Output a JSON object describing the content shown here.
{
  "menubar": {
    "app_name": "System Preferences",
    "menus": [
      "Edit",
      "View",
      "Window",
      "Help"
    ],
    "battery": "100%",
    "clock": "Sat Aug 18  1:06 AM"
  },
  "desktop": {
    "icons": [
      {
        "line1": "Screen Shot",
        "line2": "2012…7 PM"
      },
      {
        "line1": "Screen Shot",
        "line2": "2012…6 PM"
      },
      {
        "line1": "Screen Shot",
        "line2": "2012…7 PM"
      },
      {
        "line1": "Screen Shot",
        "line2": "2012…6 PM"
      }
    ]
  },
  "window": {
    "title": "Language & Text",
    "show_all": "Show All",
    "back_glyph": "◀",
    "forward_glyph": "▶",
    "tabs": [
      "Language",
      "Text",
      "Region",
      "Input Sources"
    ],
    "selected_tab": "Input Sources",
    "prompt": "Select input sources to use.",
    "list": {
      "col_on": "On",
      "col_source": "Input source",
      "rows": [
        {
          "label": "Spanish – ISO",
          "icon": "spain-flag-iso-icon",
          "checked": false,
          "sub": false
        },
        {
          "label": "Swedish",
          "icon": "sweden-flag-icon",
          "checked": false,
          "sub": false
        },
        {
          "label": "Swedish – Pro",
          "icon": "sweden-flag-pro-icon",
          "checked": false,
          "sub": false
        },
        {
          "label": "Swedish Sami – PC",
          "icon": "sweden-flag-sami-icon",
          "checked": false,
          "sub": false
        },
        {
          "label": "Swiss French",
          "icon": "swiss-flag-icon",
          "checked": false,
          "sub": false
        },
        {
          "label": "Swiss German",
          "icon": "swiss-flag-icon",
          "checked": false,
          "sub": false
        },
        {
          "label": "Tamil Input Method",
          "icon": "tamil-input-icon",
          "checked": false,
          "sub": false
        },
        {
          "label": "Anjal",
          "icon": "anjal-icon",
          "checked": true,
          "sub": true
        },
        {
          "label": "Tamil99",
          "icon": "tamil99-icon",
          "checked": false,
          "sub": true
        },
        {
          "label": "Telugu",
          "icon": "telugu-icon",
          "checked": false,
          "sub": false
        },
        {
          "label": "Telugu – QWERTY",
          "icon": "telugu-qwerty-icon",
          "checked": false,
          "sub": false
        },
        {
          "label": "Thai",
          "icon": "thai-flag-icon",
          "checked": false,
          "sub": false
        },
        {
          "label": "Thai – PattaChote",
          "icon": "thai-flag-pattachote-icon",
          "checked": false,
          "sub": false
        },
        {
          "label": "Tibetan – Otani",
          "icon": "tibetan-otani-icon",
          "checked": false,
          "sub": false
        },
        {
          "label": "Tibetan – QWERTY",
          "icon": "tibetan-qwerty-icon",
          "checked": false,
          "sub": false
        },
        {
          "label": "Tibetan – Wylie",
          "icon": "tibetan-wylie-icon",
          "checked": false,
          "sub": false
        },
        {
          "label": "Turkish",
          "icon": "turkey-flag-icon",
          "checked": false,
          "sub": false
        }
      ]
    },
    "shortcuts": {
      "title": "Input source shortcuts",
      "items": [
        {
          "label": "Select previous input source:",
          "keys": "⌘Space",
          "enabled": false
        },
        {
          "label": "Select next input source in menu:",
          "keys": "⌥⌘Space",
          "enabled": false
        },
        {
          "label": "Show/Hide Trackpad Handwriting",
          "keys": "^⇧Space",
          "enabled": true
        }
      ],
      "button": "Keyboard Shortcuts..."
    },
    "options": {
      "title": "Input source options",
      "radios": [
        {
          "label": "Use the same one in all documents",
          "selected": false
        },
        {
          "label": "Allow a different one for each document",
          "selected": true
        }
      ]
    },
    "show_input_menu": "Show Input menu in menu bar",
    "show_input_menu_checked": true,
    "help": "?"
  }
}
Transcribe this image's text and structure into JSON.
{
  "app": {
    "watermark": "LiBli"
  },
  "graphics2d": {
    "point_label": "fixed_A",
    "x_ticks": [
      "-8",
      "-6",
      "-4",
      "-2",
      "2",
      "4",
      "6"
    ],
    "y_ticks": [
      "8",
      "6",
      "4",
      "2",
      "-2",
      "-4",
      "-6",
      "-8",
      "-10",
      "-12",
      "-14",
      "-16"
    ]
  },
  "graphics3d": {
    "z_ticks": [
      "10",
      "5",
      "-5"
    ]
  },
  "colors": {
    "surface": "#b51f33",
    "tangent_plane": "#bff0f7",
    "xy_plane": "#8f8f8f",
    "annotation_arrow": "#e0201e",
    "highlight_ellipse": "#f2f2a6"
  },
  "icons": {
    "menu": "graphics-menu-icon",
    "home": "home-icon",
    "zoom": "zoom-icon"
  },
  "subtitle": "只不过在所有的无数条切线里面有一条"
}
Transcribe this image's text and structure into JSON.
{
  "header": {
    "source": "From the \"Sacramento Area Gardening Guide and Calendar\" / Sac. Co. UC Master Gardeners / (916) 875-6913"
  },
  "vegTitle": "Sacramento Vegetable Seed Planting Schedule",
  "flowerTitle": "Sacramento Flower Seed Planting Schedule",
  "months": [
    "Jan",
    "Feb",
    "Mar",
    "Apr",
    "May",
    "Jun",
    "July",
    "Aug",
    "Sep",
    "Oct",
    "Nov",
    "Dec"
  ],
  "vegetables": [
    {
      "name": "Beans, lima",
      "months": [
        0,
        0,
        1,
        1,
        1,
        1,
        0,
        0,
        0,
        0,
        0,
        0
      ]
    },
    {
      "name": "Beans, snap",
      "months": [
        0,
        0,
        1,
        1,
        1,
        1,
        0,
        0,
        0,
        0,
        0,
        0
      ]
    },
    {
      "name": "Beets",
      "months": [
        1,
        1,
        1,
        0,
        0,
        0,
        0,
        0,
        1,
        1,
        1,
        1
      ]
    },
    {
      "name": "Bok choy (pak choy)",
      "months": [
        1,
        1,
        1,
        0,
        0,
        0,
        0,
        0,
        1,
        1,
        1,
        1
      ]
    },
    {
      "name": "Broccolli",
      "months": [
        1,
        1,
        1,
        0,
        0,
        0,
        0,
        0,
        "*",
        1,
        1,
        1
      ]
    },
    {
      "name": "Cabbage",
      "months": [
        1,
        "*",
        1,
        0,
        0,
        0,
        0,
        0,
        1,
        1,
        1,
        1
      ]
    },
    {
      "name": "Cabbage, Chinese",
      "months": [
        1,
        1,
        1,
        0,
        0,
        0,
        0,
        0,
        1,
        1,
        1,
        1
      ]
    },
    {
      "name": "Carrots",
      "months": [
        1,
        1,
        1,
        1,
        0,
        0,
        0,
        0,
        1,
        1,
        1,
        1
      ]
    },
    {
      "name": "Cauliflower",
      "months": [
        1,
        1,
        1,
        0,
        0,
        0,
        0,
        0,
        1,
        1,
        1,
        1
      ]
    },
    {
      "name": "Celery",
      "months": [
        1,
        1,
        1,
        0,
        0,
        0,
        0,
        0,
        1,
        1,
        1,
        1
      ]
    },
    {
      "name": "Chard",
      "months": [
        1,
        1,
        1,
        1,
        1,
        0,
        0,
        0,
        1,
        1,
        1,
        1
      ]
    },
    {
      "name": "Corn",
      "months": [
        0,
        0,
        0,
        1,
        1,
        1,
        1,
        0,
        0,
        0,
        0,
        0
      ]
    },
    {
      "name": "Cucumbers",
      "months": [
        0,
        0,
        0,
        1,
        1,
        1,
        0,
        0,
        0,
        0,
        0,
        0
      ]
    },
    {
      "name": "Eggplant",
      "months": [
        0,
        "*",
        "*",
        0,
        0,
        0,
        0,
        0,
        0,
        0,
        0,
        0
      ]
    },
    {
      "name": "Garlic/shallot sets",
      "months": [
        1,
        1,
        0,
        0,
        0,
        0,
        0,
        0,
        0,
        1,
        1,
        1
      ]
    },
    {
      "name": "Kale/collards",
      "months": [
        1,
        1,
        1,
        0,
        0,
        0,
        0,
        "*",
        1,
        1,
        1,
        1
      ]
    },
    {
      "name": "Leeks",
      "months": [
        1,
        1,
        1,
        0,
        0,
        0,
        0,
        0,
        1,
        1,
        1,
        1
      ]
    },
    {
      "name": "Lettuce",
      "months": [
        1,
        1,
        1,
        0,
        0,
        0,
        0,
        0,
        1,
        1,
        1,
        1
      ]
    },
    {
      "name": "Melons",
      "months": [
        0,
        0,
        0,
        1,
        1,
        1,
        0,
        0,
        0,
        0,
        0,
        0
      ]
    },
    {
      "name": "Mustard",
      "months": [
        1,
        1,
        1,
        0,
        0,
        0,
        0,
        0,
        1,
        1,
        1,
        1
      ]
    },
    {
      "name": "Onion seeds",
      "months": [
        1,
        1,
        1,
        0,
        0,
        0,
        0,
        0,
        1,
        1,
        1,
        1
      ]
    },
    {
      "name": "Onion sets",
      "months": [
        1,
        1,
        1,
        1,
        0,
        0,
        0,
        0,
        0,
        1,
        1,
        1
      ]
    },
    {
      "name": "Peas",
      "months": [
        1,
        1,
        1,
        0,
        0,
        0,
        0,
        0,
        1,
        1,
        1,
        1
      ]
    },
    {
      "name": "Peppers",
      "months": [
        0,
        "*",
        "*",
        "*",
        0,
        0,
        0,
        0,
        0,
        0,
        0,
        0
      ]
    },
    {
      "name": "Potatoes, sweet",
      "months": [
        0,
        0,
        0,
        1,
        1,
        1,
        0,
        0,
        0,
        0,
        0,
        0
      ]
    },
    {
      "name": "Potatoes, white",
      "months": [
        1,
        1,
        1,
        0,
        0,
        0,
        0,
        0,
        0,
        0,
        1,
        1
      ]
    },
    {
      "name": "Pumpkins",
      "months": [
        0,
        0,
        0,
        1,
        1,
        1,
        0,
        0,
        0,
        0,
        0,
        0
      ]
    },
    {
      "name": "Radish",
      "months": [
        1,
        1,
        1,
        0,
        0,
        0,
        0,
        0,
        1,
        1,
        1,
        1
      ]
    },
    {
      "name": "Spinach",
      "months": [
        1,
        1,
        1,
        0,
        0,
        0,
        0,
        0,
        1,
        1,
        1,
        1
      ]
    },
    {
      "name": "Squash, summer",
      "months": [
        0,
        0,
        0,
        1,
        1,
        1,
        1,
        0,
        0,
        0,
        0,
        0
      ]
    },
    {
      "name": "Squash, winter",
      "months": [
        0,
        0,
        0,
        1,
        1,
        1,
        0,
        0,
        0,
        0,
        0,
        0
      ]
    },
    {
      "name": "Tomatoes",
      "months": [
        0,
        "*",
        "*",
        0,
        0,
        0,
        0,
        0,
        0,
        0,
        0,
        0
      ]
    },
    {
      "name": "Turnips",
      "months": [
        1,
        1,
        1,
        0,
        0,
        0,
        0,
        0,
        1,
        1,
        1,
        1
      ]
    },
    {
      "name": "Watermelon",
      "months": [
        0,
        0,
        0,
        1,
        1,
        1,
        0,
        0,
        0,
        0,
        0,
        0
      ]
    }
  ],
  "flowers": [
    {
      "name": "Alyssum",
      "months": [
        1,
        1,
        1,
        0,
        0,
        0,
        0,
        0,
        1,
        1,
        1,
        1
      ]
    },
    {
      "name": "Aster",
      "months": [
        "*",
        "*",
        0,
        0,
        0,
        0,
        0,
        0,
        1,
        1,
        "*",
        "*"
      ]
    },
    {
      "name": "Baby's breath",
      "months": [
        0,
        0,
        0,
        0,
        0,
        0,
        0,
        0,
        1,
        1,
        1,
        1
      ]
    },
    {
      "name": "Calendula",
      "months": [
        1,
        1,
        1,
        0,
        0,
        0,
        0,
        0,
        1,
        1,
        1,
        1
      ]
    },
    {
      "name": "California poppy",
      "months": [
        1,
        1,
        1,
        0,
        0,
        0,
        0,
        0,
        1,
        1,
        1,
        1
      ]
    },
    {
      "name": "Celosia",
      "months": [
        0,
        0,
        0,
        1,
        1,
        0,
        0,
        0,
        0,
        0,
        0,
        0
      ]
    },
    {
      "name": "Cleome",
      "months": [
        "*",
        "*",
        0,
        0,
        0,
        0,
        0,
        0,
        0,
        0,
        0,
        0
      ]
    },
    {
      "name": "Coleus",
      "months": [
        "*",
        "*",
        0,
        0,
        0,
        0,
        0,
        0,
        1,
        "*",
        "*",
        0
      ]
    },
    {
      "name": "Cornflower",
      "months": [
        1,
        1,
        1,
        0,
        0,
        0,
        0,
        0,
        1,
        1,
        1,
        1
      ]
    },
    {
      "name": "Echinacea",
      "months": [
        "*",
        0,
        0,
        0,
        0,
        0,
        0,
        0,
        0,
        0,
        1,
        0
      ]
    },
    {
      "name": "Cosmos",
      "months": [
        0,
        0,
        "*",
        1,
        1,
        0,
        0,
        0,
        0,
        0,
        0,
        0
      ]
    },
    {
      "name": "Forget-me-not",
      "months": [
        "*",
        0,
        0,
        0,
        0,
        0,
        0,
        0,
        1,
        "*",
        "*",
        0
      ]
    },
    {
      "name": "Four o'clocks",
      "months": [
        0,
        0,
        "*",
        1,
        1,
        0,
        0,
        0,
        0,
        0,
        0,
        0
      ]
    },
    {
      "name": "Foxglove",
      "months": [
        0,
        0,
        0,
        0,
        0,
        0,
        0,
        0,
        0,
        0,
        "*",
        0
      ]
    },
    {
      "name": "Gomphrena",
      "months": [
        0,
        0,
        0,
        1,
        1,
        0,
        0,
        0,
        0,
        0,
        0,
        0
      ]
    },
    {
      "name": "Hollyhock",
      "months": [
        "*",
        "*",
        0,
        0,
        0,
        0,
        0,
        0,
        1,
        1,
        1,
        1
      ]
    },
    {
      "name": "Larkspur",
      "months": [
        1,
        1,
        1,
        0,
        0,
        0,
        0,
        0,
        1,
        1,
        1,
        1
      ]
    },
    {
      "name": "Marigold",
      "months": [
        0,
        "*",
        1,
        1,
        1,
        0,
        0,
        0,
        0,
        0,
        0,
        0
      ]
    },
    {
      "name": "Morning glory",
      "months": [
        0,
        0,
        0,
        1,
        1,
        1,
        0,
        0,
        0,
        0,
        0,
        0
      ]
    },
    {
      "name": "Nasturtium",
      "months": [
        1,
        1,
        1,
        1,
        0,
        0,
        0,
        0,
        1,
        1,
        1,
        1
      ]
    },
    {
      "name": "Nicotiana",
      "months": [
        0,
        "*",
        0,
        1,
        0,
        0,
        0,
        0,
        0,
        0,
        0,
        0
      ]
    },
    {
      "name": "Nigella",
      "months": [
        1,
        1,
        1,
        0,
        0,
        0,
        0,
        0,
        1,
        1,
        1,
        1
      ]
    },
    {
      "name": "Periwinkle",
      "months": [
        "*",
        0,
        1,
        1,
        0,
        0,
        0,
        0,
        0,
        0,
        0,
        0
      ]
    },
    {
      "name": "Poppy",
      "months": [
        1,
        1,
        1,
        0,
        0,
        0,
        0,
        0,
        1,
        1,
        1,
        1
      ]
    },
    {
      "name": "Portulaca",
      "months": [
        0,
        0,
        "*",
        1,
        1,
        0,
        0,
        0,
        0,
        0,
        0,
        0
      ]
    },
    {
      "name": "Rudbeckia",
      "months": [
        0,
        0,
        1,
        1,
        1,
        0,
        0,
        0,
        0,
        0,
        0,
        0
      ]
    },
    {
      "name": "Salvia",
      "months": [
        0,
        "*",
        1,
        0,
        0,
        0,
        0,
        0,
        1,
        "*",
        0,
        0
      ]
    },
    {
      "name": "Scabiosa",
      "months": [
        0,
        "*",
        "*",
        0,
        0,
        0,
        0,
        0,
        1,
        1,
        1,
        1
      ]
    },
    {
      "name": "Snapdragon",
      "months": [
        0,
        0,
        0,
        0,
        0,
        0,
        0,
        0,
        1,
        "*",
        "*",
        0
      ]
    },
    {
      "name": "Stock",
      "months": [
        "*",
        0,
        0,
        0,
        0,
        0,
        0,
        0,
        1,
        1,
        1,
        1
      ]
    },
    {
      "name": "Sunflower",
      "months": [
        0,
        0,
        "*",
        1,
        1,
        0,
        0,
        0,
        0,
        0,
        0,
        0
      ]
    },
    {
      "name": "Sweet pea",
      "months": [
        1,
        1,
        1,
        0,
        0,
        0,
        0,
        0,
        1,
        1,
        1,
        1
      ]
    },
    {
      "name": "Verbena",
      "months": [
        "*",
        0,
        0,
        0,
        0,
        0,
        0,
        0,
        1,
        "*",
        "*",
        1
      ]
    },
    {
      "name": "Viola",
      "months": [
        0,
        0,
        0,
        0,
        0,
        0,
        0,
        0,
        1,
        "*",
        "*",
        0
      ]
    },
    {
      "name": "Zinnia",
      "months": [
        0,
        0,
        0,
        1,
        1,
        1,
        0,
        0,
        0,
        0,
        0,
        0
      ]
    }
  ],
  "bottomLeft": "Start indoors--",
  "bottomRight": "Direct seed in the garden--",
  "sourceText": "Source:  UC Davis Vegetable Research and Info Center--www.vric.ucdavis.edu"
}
§ §
THE EXERCISE: Filter the records for lines holding the string "sets". Copy each one.

RESPONSE TO THIS EXERCISE:
      "name": "Garlic/shallot sets",
      "name": "Onion sets",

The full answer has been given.